• [AIM]
Reproduce the rows below verbatim, beginning with the first row and continuing through the line containing "tree-item-file[interactable]: Amoeba.ttf xyxy=(409,144,791,164)", with both ends included.

(Layout annotation rows)
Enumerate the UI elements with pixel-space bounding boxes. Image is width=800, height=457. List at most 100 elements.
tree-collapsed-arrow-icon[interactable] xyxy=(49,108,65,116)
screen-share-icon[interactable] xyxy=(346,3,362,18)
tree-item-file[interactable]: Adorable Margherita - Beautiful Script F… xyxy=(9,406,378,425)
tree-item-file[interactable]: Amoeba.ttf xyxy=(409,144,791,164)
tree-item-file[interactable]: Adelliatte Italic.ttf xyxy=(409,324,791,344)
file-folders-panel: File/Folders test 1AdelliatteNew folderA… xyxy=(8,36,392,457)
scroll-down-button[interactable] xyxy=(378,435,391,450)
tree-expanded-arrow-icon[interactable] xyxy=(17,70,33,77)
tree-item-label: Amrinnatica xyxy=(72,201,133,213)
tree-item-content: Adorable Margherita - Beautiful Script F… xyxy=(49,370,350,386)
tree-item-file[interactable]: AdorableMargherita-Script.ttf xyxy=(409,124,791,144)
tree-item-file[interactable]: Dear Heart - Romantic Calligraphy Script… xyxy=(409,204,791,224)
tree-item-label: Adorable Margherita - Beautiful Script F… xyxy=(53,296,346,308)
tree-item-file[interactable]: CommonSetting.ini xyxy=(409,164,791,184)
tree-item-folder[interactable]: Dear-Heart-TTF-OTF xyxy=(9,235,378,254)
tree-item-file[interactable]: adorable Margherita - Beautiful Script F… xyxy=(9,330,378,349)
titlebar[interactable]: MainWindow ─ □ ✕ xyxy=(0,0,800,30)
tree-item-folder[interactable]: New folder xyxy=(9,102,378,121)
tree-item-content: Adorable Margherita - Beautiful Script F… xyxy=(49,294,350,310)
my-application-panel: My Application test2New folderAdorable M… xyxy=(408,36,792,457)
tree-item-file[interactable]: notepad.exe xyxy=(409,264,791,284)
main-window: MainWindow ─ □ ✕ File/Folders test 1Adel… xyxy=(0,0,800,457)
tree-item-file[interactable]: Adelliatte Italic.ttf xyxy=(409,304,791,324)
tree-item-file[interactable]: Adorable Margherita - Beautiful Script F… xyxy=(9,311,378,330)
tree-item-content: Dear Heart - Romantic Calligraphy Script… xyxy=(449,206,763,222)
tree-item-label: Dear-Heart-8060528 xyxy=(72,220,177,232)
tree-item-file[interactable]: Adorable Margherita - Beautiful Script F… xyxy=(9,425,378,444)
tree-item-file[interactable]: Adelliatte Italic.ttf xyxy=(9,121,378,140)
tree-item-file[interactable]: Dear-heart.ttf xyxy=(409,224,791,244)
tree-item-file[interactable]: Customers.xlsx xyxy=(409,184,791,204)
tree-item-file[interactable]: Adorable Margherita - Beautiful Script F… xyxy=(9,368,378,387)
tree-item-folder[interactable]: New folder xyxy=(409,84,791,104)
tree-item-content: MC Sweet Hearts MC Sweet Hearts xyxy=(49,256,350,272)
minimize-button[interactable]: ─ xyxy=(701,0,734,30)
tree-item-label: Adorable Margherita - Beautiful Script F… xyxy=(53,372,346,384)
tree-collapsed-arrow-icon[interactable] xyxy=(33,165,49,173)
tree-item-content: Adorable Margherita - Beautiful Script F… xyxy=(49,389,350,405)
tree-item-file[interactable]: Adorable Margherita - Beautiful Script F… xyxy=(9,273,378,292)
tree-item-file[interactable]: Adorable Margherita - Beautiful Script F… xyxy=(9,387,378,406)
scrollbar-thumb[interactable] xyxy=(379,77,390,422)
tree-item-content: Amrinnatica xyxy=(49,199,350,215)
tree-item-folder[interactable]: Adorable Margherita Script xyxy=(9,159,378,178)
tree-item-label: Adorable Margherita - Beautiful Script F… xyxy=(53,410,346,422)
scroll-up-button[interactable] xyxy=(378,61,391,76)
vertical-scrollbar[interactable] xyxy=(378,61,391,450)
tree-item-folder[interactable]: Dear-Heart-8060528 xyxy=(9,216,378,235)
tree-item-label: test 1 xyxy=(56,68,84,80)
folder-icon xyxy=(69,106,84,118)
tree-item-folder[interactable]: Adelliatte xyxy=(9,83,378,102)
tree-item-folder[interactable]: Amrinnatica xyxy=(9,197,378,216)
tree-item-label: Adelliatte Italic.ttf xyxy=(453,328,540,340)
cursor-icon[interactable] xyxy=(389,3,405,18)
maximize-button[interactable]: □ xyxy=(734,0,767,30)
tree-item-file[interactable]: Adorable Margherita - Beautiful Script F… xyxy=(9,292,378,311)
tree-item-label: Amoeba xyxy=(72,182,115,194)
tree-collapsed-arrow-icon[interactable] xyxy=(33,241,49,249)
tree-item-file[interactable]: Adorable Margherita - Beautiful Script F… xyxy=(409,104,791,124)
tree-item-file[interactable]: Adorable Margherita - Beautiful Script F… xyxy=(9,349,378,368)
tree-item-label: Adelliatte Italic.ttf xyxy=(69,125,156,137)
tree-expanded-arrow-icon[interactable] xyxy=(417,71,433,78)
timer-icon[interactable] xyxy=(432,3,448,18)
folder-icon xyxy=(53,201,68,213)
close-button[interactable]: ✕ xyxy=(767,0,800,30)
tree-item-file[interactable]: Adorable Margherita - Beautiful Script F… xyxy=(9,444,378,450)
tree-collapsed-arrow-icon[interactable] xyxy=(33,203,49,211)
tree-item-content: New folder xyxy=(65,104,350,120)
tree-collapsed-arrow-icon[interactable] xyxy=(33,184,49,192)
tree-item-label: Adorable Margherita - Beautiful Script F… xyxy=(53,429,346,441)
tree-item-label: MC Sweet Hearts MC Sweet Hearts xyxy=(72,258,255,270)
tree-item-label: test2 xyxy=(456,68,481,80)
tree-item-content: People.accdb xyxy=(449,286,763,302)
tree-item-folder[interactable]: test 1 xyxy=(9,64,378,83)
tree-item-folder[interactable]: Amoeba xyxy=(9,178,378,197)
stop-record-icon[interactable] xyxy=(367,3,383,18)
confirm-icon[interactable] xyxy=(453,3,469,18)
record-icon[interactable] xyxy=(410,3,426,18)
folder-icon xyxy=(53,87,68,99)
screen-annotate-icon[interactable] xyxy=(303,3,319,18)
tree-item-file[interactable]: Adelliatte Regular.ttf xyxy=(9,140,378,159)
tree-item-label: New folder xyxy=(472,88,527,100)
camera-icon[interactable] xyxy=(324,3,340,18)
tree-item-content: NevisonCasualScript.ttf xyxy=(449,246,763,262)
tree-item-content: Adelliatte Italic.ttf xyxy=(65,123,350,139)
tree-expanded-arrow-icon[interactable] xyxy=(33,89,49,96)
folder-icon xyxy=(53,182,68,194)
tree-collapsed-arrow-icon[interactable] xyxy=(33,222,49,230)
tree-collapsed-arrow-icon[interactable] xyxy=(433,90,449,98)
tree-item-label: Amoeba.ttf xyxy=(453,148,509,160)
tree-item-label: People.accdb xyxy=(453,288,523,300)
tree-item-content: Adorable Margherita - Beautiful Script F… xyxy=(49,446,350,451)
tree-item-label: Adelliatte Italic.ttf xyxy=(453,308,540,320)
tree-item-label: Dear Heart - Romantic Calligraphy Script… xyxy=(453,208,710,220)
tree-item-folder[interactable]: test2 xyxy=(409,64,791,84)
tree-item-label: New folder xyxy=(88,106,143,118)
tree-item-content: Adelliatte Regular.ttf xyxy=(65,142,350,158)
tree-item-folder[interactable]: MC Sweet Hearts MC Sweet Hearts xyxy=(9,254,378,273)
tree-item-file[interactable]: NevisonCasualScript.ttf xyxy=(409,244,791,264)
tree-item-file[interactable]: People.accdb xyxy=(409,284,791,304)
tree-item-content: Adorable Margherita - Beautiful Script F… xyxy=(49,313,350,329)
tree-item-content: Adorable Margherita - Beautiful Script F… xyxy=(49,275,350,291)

• [FULL SOLUTION]
Enumerate the UI elements with pixel-space bounding boxes. Image is width=800, height=457. List at most 100 elements.
tree-collapsed-arrow-icon[interactable] xyxy=(49,108,65,116)
screen-share-icon[interactable] xyxy=(346,3,362,18)
tree-item-file[interactable]: Adorable Margherita - Beautiful Script F… xyxy=(9,406,378,425)
tree-item-file[interactable]: Amoeba.ttf xyxy=(409,144,791,164)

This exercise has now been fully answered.